[Element boundary items]
········
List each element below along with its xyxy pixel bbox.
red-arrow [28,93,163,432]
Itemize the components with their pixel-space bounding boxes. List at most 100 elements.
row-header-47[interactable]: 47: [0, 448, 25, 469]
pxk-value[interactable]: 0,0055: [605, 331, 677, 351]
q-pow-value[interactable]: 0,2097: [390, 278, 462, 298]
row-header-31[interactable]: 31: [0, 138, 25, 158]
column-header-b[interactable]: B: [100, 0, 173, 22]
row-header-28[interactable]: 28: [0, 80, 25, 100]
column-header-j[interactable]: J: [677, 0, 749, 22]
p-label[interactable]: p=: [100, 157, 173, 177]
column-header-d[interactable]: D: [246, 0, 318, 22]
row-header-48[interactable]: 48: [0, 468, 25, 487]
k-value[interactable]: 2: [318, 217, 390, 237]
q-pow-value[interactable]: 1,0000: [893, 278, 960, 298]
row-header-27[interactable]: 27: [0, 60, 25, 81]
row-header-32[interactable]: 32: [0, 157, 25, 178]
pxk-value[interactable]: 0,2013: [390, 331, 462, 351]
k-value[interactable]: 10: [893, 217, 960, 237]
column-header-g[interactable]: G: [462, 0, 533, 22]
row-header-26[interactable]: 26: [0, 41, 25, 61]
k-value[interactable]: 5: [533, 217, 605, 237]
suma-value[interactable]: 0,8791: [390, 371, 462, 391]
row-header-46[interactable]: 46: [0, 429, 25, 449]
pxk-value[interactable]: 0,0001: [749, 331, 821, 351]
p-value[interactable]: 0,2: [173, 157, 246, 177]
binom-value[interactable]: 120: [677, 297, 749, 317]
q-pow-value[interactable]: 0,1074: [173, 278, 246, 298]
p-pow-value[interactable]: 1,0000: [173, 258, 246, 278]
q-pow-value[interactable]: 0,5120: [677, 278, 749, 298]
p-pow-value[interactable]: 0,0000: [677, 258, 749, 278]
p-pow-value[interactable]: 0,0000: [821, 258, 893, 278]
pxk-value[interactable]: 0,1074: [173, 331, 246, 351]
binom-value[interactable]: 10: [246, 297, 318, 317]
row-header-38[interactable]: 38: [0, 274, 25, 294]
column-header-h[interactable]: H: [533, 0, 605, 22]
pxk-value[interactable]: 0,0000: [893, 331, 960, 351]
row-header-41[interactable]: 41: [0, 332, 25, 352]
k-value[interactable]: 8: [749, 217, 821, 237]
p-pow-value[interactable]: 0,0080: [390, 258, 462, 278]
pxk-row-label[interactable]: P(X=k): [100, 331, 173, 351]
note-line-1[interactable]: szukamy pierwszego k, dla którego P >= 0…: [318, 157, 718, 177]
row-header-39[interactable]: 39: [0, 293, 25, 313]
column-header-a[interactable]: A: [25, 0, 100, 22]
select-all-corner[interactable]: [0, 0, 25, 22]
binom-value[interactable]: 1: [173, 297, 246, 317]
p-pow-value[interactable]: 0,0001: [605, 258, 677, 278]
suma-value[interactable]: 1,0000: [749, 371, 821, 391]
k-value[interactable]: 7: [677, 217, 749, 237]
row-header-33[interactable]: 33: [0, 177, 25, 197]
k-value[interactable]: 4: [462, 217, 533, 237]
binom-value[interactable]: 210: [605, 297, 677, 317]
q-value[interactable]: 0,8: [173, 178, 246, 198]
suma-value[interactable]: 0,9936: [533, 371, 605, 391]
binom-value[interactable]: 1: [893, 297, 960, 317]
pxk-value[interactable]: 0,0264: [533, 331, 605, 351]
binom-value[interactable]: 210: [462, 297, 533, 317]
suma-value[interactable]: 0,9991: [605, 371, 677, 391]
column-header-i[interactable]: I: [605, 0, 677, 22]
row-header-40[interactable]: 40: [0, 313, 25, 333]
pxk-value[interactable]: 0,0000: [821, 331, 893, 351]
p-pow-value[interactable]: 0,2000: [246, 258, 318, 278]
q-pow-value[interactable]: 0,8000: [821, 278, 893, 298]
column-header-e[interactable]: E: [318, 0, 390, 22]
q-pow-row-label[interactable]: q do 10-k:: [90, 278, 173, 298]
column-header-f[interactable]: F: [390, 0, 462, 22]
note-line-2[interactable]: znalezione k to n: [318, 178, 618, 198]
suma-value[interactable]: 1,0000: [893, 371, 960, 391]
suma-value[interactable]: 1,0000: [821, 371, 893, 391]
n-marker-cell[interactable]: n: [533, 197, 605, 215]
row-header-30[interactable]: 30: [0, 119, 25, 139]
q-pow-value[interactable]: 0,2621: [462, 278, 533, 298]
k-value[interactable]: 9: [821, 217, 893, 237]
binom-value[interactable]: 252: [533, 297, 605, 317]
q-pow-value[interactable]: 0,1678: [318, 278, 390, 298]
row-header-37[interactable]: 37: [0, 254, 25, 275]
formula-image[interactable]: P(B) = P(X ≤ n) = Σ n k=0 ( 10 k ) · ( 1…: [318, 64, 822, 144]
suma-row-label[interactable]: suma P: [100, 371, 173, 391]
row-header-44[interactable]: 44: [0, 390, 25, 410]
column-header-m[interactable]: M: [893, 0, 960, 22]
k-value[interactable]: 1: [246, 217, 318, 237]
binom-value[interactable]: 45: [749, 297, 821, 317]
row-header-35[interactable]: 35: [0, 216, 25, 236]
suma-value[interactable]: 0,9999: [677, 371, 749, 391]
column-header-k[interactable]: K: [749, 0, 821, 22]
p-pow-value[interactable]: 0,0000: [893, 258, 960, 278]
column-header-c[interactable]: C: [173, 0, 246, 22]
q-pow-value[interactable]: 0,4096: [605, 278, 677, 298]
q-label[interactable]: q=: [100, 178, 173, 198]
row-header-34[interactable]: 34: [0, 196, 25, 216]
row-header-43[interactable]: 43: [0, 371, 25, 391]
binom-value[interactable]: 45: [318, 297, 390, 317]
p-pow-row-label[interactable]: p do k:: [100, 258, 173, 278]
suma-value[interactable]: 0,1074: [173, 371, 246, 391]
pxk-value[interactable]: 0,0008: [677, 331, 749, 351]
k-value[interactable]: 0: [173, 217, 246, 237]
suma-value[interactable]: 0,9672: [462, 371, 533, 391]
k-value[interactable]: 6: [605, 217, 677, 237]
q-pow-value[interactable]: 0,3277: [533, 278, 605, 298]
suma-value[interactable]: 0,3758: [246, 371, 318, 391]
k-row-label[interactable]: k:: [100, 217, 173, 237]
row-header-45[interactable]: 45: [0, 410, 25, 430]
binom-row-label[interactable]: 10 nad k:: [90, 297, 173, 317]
········
**Aim**
Retype every line of the items above without any changes.

**Exercise answer**
List each element below along with its xyxy pixel bbox.
red-arrow [28,93,163,432]
Itemize the components with their pixel-space bounding boxes. List at most 100 elements.
row-header-47[interactable]: 47: [0, 448, 25, 469]
pxk-value[interactable]: 0,0055: [605, 331, 677, 351]
q-pow-value[interactable]: 0,2097: [390, 278, 462, 298]
row-header-31[interactable]: 31: [0, 138, 25, 158]
column-header-b[interactable]: B: [100, 0, 173, 22]
row-header-28[interactable]: 28: [0, 80, 25, 100]
column-header-j[interactable]: J: [677, 0, 749, 22]
p-label[interactable]: p=: [100, 157, 173, 177]
column-header-d[interactable]: D: [246, 0, 318, 22]
row-header-48[interactable]: 48: [0, 468, 25, 487]
k-value[interactable]: 2: [318, 217, 390, 237]
q-pow-value[interactable]: 1,0000: [893, 278, 960, 298]
row-header-27[interactable]: 27: [0, 60, 25, 81]
row-header-32[interactable]: 32: [0, 157, 25, 178]
pxk-value[interactable]: 0,2013: [390, 331, 462, 351]
k-value[interactable]: 10: [893, 217, 960, 237]
column-header-g[interactable]: G: [462, 0, 533, 22]
row-header-26[interactable]: 26: [0, 41, 25, 61]
k-value[interactable]: 5: [533, 217, 605, 237]
suma-value[interactable]: 0,8791: [390, 371, 462, 391]
row-header-46[interactable]: 46: [0, 429, 25, 449]
pxk-value[interactable]: 0,0001: [749, 331, 821, 351]
p-value[interactable]: 0,2: [173, 157, 246, 177]
binom-value[interactable]: 120: [677, 297, 749, 317]
q-pow-value[interactable]: 0,1074: [173, 278, 246, 298]
p-pow-value[interactable]: 1,0000: [173, 258, 246, 278]
q-pow-value[interactable]: 0,5120: [677, 278, 749, 298]
p-pow-value[interactable]: 0,0000: [677, 258, 749, 278]
p-pow-value[interactable]: 0,0000: [821, 258, 893, 278]
pxk-value[interactable]: 0,1074: [173, 331, 246, 351]
binom-value[interactable]: 10: [246, 297, 318, 317]
row-header-38[interactable]: 38: [0, 274, 25, 294]
column-header-h[interactable]: H: [533, 0, 605, 22]
pxk-value[interactable]: 0,0000: [893, 331, 960, 351]
row-header-41[interactable]: 41: [0, 332, 25, 352]
k-value[interactable]: 8: [749, 217, 821, 237]
p-pow-value[interactable]: 0,0080: [390, 258, 462, 278]
pxk-row-label[interactable]: P(X=k): [100, 331, 173, 351]
note-line-1[interactable]: szukamy pierwszego k, dla którego P >= 0…: [318, 157, 718, 177]
row-header-39[interactable]: 39: [0, 293, 25, 313]
column-header-a[interactable]: A: [25, 0, 100, 22]
select-all-corner[interactable]: [0, 0, 25, 22]
binom-value[interactable]: 1: [173, 297, 246, 317]
p-pow-value[interactable]: 0,0001: [605, 258, 677, 278]
suma-value[interactable]: 1,0000: [749, 371, 821, 391]
k-value[interactable]: 7: [677, 217, 749, 237]
row-header-33[interactable]: 33: [0, 177, 25, 197]
k-value[interactable]: 4: [462, 217, 533, 237]
binom-value[interactable]: 210: [605, 297, 677, 317]
q-value[interactable]: 0,8: [173, 178, 246, 198]
suma-value[interactable]: 0,9936: [533, 371, 605, 391]
binom-value[interactable]: 1: [893, 297, 960, 317]
pxk-value[interactable]: 0,0264: [533, 331, 605, 351]
binom-value[interactable]: 210: [462, 297, 533, 317]
suma-value[interactable]: 0,9991: [605, 371, 677, 391]
column-header-i[interactable]: I: [605, 0, 677, 22]
row-header-40[interactable]: 40: [0, 313, 25, 333]
pxk-value[interactable]: 0,0000: [821, 331, 893, 351]
p-pow-value[interactable]: 0,2000: [246, 258, 318, 278]
q-pow-value[interactable]: 0,8000: [821, 278, 893, 298]
column-header-e[interactable]: E: [318, 0, 390, 22]
q-pow-row-label[interactable]: q do 10-k:: [90, 278, 173, 298]
column-header-f[interactable]: F: [390, 0, 462, 22]
note-line-2[interactable]: znalezione k to n: [318, 178, 618, 198]
suma-value[interactable]: 1,0000: [893, 371, 960, 391]
suma-value[interactable]: 1,0000: [821, 371, 893, 391]
n-marker-cell[interactable]: n: [533, 197, 605, 215]
row-header-30[interactable]: 30: [0, 119, 25, 139]
q-pow-value[interactable]: 0,2621: [462, 278, 533, 298]
k-value[interactable]: 9: [821, 217, 893, 237]
binom-value[interactable]: 252: [533, 297, 605, 317]
q-pow-value[interactable]: 0,1678: [318, 278, 390, 298]
row-header-37[interactable]: 37: [0, 254, 25, 275]
formula-image[interactable]: P(B) = P(X ≤ n) = Σ n k=0 ( 10 k ) · ( 1…: [318, 64, 822, 144]
suma-row-label[interactable]: suma P: [100, 371, 173, 391]
row-header-44[interactable]: 44: [0, 390, 25, 410]
column-header-m[interactable]: M: [893, 0, 960, 22]
k-value[interactable]: 1: [246, 217, 318, 237]
binom-value[interactable]: 45: [749, 297, 821, 317]
row-header-35[interactable]: 35: [0, 216, 25, 236]
suma-value[interactable]: 0,9999: [677, 371, 749, 391]
column-header-k[interactable]: K: [749, 0, 821, 22]
p-pow-value[interactable]: 0,0000: [893, 258, 960, 278]
column-header-c[interactable]: C: [173, 0, 246, 22]
q-pow-value[interactable]: 0,4096: [605, 278, 677, 298]
q-label[interactable]: q=: [100, 178, 173, 198]
row-header-34[interactable]: 34: [0, 196, 25, 216]
row-header-43[interactable]: 43: [0, 371, 25, 391]
binom-value[interactable]: 45: [318, 297, 390, 317]
p-pow-row-label[interactable]: p do k:: [100, 258, 173, 278]
suma-value[interactable]: 0,1074: [173, 371, 246, 391]
pxk-value[interactable]: 0,0008: [677, 331, 749, 351]
k-value[interactable]: 0: [173, 217, 246, 237]
suma-value[interactable]: 0,9672: [462, 371, 533, 391]
k-value[interactable]: 6: [605, 217, 677, 237]
q-pow-value[interactable]: 0,3277: [533, 278, 605, 298]
suma-value[interactable]: 0,3758: [246, 371, 318, 391]
k-row-label[interactable]: k:: [100, 217, 173, 237]
row-header-45[interactable]: 45: [0, 410, 25, 430]
binom-row-label[interactable]: 10 nad k:: [90, 297, 173, 317]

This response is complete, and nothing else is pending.